* WRITTEN PROBLEM
Transcribe all the entries word for word, skipping the pictures.

-----

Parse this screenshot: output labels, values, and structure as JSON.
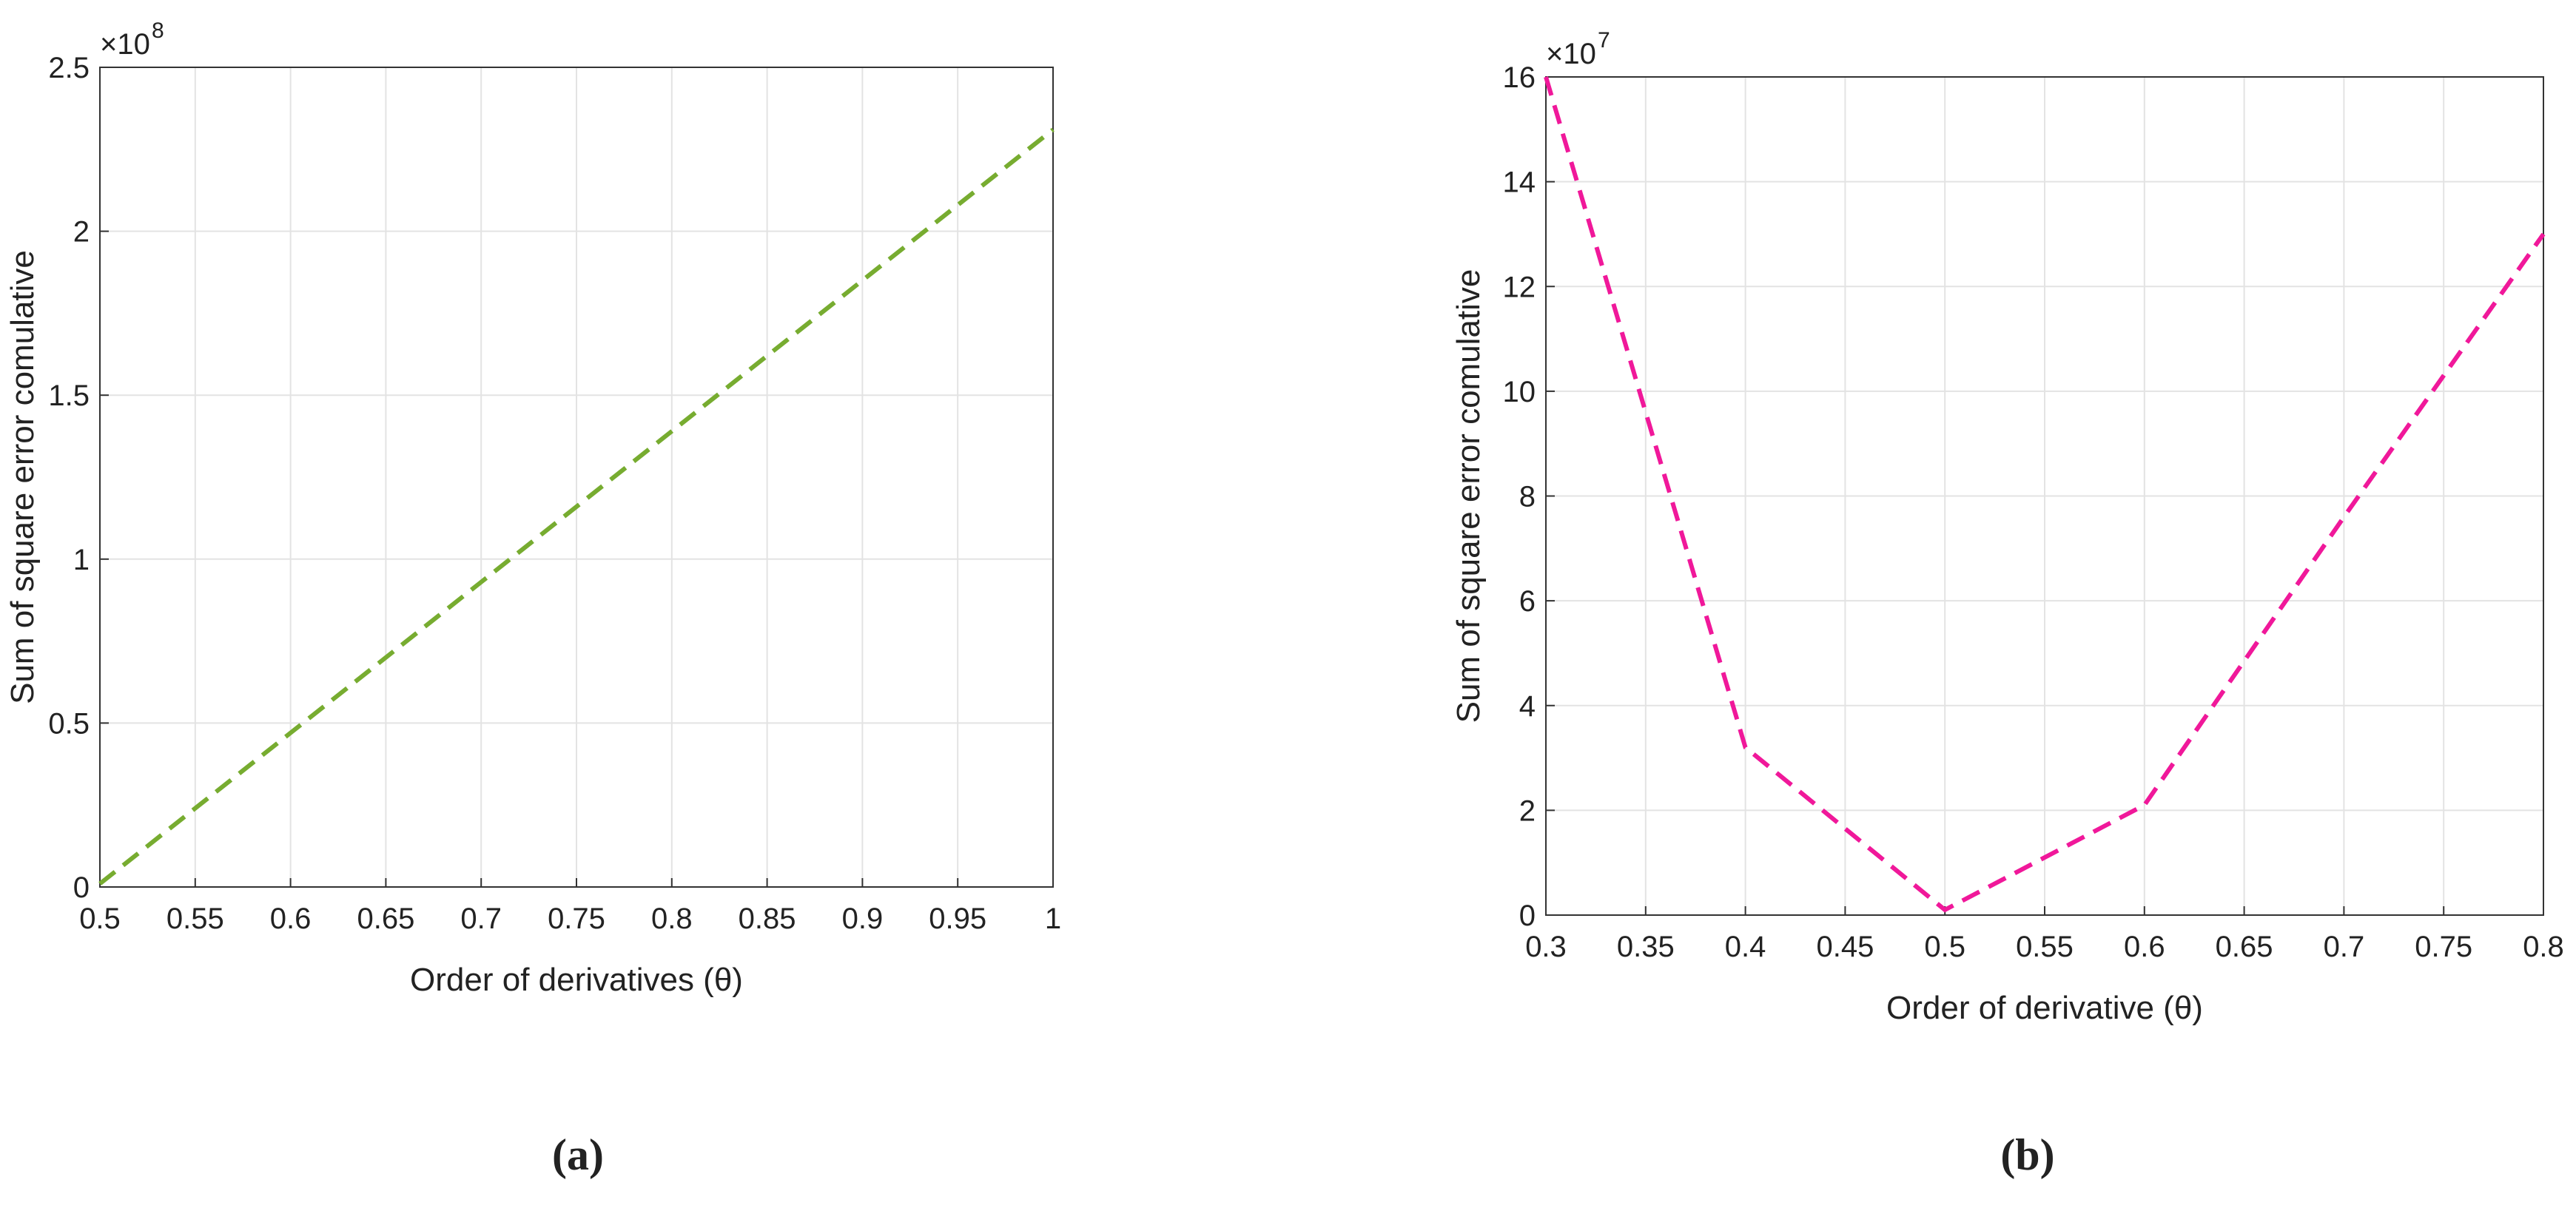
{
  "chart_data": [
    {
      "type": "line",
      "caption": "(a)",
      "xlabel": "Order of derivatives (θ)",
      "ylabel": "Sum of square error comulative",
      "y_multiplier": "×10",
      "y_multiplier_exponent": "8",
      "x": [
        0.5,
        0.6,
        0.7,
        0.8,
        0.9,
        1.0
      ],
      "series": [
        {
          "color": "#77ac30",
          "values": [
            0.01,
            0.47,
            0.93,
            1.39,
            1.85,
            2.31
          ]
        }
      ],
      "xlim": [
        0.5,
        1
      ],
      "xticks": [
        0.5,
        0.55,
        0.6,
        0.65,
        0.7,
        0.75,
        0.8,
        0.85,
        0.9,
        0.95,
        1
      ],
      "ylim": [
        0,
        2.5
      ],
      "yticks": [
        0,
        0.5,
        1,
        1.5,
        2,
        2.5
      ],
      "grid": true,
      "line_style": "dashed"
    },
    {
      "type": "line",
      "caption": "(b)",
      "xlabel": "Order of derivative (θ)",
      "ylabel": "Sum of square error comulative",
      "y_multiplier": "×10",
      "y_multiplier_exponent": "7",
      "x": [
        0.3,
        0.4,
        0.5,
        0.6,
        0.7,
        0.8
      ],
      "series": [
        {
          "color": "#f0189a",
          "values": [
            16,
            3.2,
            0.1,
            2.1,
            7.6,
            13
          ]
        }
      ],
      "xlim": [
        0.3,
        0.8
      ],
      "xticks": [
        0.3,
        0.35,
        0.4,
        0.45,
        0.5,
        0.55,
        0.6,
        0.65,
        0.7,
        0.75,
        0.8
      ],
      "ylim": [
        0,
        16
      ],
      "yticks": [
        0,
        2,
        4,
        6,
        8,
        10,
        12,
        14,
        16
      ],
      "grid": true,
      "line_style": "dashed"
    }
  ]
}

-----

* RESULT FOR THIS EXERCISE
Parse this screenshot: output labels, values, and structure as JSON.
{
  "chart_data": [
    {
      "type": "line",
      "caption": "(a)",
      "xlabel": "Order of derivatives (θ)",
      "ylabel": "Sum of square error comulative",
      "y_multiplier": "×10",
      "y_multiplier_exponent": "8",
      "x": [
        0.5,
        0.6,
        0.7,
        0.8,
        0.9,
        1.0
      ],
      "series": [
        {
          "color": "#77ac30",
          "values": [
            0.01,
            0.47,
            0.93,
            1.39,
            1.85,
            2.31
          ]
        }
      ],
      "xlim": [
        0.5,
        1
      ],
      "xticks": [
        0.5,
        0.55,
        0.6,
        0.65,
        0.7,
        0.75,
        0.8,
        0.85,
        0.9,
        0.95,
        1
      ],
      "ylim": [
        0,
        2.5
      ],
      "yticks": [
        0,
        0.5,
        1,
        1.5,
        2,
        2.5
      ],
      "grid": true,
      "line_style": "dashed"
    },
    {
      "type": "line",
      "caption": "(b)",
      "xlabel": "Order of derivative (θ)",
      "ylabel": "Sum of square error comulative",
      "y_multiplier": "×10",
      "y_multiplier_exponent": "7",
      "x": [
        0.3,
        0.4,
        0.5,
        0.6,
        0.7,
        0.8
      ],
      "series": [
        {
          "color": "#f0189a",
          "values": [
            16,
            3.2,
            0.1,
            2.1,
            7.6,
            13
          ]
        }
      ],
      "xlim": [
        0.3,
        0.8
      ],
      "xticks": [
        0.3,
        0.35,
        0.4,
        0.45,
        0.5,
        0.55,
        0.6,
        0.65,
        0.7,
        0.75,
        0.8
      ],
      "ylim": [
        0,
        16
      ],
      "yticks": [
        0,
        2,
        4,
        6,
        8,
        10,
        12,
        14,
        16
      ],
      "grid": true,
      "line_style": "dashed"
    }
  ]
}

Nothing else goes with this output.